Input rows —

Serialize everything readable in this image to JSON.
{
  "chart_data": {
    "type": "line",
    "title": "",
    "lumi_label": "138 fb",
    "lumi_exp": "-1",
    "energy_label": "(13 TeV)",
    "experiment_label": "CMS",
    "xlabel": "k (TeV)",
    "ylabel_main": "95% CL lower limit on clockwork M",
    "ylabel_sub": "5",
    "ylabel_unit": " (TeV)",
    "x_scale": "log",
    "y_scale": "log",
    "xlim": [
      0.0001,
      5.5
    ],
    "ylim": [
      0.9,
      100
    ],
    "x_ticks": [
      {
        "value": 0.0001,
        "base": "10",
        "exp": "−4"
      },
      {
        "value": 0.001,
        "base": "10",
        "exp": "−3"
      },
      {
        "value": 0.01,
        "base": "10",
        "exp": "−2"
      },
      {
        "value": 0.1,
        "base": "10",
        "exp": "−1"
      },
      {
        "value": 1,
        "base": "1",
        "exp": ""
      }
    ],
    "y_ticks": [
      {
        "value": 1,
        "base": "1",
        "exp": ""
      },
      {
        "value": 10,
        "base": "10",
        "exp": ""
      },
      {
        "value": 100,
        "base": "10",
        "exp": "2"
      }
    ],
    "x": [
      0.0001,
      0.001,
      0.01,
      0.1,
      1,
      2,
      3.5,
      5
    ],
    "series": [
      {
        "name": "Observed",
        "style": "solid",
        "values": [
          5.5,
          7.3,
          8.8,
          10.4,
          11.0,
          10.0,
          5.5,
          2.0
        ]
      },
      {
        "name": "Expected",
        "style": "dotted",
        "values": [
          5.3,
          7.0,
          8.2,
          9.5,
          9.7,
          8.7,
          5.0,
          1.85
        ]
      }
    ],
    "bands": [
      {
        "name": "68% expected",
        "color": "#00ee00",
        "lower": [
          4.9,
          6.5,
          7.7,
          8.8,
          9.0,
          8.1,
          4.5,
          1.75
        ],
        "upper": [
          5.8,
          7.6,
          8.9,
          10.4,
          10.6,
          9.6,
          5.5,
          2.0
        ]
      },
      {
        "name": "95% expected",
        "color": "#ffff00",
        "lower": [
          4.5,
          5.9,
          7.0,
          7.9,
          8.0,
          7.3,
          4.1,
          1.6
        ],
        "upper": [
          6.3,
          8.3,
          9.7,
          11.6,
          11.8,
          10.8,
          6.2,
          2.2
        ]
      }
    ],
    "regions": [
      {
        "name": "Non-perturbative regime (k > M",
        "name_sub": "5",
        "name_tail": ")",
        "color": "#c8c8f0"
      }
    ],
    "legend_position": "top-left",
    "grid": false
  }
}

Short exercise —
Pick out lines containing the word "color", each one as written.

Final result —
        "color": "#00ee00",
        "color": "#ffff00",
        "color": "#c8c8f0"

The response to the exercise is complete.